-------- ARTICOLO

Finalmente la Chiesa aveva parlato.

V
Scavando più a fondo nel passato
La casa era ormai in mani sicure e, a quel punto, la priorità assoluta era renderla più accessibile con la costruzione di una strada, ancorché primitiva. Fu deciso che la strada salisse più o meno direttamente da Ayasoluk, tagliando in mezzo la piana di Efeso. Dai villaggi vicini furono reclutati più di sessanta lavoratori, e l'opera cominciò quasi immediatamente sotto la direzione di Constantin Grollot.
l. Lavori in corso sulla Collina degli Usignoli
La priorità successiva fu di sistemare la casa stessa senza manometterla. A questo scopo rimpiazzarono la fatiscente porta d'accesso con una nuova e solida; installarono un piccolo cancello di metallo sull' accesso esterno della camera da letto, per tener fuori cani e altri animali; rimossero i detriti e lo strato di terra che ricoprivano il pavimento; applicarono convenienti mani di cemento ai muri per prevenire ogni ulteriore deterioramento; sovrapposero un tetto provvisorio all'intera struttura per proteggere dalle intemperie la struttura stessa e gli operai; e cominciarono a piantare gli ulivi che ancora costeggiano il percorso pedonale che conduce alla casa.
All'inizio dell' estate 1894 questi lavori preliminari erano ormai in buona parte completati. Poi, dopo una lunga e frustrante serie di rifiuti e di dilazioni, le autorità turche finalmente diedero il permesso di costruire altri edifici sul sito per assicurare una sistemazione stabile per Andreas (che, con la sua famiglia, avrebbe continuato a vivere lì per badare ai suoi lavori e fare il custode), e per notabili religiosi e pellegrini in visita. Subito il versante della montagna brulicò di attività, con gli uomini che conducevano asini su da Efeso carichi di mattoni e da altri punti della montagna trasportando piccoli blocchi di calcare per i forni; mentre i muratori e i manovali lavoravano alacremente a erigere le nuove case, intanto che altri si affaticavano a completare la strada e a posare le pietre pavimentali per la terrazza. Il tutto sotto l'occhio vigile di Constantin Grollot, che pattugliava il luogo con un piccone in una mano e un fucile nell' altra. A metà settembre il lavoro era finito.
Come risultato di questo febbrile lavoro, gli uomini di Grollot non solo diedero un aspetto completamente nuovo al sito, ma in corso d'opera scoprirono anche alcuni affascinanti scorci dell' aspetto che aveva secoli prima. Un momento di grande agitazione si ebbe quando i picconi degli operai, che stavano livellando una parte del terreno più lontano sulla collina, colpirono ripetutamente una pietra di grandi dimensioni un po' sotto la superficie. Dissero a Grollot che pensavano di aver trovato una tomba. Grollot immediatamente convocò padre Jung che esaminò la pietra e stabilì che, molto probabilmente, era stata posta in foco a mano. Chiese agli operai di andare a scavare per un po' altrove, quindi con l'aiuto di Grollot delicatamente spostò la pietra. Al di sotto c'era la parte superiore di un muro sotterraneo. Gli operai furono richiamati e fu detto loro di riprendere a scavare, con attenzione, lungo la sagoma del muro. Essi si trovarono sopra altri due muri, ad angolo retto e nel mezzo una grossa giara di terracotta che doveva esser servita in qualche modo da bacile. Qualunque cosa fosse quello che avevano scoperto, forse un atrio, sicuramente non era una tomba.

----------------
-------- SEZIONE DATI

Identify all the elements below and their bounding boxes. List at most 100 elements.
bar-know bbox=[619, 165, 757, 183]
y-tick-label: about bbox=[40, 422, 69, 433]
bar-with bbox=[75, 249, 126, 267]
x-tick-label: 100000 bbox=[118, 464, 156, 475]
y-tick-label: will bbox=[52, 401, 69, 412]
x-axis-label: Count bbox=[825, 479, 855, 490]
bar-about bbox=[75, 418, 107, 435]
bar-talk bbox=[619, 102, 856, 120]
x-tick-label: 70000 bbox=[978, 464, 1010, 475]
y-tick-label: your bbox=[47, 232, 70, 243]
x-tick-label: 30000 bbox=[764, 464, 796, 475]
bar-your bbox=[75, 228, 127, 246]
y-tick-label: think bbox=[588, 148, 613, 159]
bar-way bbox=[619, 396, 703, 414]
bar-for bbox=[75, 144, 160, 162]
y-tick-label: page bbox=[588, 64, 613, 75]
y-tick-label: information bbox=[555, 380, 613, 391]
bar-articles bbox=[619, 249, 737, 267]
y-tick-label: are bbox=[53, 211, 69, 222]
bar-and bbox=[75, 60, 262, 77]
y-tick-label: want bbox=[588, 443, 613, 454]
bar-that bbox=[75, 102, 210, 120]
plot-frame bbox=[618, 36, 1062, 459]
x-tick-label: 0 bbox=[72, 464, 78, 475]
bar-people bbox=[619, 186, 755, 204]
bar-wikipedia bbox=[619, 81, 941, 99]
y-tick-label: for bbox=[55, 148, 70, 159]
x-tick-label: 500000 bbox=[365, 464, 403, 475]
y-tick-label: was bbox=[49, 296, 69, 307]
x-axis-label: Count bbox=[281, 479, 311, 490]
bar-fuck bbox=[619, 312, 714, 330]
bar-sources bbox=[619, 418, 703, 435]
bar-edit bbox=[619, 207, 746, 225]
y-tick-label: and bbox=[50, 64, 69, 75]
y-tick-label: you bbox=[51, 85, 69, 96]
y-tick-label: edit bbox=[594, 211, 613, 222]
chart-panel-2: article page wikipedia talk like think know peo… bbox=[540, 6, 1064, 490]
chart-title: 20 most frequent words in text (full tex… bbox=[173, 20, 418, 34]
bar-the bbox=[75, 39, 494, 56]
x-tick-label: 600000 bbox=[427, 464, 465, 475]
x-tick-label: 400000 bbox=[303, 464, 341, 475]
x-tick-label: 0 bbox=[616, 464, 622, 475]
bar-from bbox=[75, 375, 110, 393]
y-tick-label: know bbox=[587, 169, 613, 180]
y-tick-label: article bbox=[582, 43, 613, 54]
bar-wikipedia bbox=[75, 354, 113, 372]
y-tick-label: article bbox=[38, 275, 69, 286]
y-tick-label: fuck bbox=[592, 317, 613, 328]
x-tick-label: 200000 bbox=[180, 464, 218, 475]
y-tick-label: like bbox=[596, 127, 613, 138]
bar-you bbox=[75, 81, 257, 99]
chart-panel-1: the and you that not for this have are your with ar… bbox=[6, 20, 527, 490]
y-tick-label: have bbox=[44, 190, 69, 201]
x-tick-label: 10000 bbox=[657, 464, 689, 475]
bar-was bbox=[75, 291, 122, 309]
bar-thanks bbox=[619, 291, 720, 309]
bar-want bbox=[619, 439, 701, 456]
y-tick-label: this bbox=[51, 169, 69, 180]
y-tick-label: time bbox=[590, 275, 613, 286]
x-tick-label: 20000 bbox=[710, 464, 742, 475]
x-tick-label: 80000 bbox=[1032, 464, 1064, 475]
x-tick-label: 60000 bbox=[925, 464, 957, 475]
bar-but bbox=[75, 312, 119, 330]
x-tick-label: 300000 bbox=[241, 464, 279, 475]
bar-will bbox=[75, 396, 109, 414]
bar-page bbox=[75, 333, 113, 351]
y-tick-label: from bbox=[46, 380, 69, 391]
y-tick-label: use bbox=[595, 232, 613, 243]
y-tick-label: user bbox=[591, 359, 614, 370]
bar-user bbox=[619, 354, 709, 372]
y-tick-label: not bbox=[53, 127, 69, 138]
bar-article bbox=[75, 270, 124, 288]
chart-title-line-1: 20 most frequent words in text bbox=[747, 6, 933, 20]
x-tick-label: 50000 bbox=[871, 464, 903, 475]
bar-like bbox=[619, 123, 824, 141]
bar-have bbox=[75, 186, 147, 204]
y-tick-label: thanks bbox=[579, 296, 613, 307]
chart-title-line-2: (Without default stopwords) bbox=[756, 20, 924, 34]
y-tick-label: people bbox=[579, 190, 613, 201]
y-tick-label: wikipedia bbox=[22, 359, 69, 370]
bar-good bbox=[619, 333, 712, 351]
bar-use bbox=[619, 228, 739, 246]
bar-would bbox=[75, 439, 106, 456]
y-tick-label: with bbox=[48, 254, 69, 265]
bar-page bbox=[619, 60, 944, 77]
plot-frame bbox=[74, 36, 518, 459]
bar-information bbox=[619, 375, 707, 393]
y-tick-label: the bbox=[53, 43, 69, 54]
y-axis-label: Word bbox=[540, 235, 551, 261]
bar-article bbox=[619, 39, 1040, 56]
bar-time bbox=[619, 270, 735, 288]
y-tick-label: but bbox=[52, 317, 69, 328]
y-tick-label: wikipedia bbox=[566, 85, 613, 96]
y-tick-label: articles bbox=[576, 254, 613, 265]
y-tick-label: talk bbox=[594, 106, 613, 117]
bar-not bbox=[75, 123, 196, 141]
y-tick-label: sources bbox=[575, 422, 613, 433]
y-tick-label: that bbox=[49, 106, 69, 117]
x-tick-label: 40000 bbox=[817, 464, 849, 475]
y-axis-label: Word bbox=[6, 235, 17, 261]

----------------

**COSA SI CHIEDE**:
1. Riscrivi sotto forma di elenco il paragrafo dell'articolo che comincia con "La priorità successiva fu di sistemare la casa", mantenendone i fatti principali.
2. Scrivi il seguito dell'articolo sui lavori alla casa sulla Collina degli Usignoli, partendo subito dopo la sua ultima frase.
Le voci sono materiale a sé stante, separato dall'articolo.

**SOLUZIONI**:
1.
Obiettivo: sistemare la casa senza manometterla.
- Sostituzione della vecchia porta d'accesso, ormai fatiscente, con una nuova e solida
- Installazione di un piccolo cancello di metallo sull'accesso esterno della camera da letto, per tenere fuori cani e altri animali
- Rimozione dei detriti e dello strato di terra che coprivano il pavimento
- Applicazione di mani di cemento ai muri per prevenire ulteriori deterioramenti
- Costruzione di un tetto provvisorio sull'intera struttura, a protezione dell'edificio e degli operai dalle intemperie
- Messa a dimora degli ulivi che ancora costeggiano il percorso pedonale verso la casa

2.
2. La casa di Maria luogo di culto per secoli
A compensare questa delusione, negli anni immediatamente successivi una serie di scoperte provarono in maniera definitiva che per molti secoli la casa di Maria era stata un luogo singolare di culto e di venerazione. Tanto per cominciare, ci si accorse che la casa era stata restaurata diverse volte, anche se non era mai stata ingrandita o "migliorata". Ogni restauro era avvenuto seguendo rigorosamente il disegno originale e sopra le fondamenta originali: una chiara indicazione che l'edificio stesso era considerato venerando. A conferma di ciò venne la scoperta, nelle vicinanze della casa, di due sarcofagi di terracotta, ognuno dei quali conteneva uno scheletro completo con il capo in direzione della casa in un gesto di rispetto postumo. Tra le ossa di uno scheletro c'era una moneta risalente al regno di Costante II (641-648 d.C); mentre insieme all' altro fu trovata una moneta del regno di Giustiniano II (685-695 d.C).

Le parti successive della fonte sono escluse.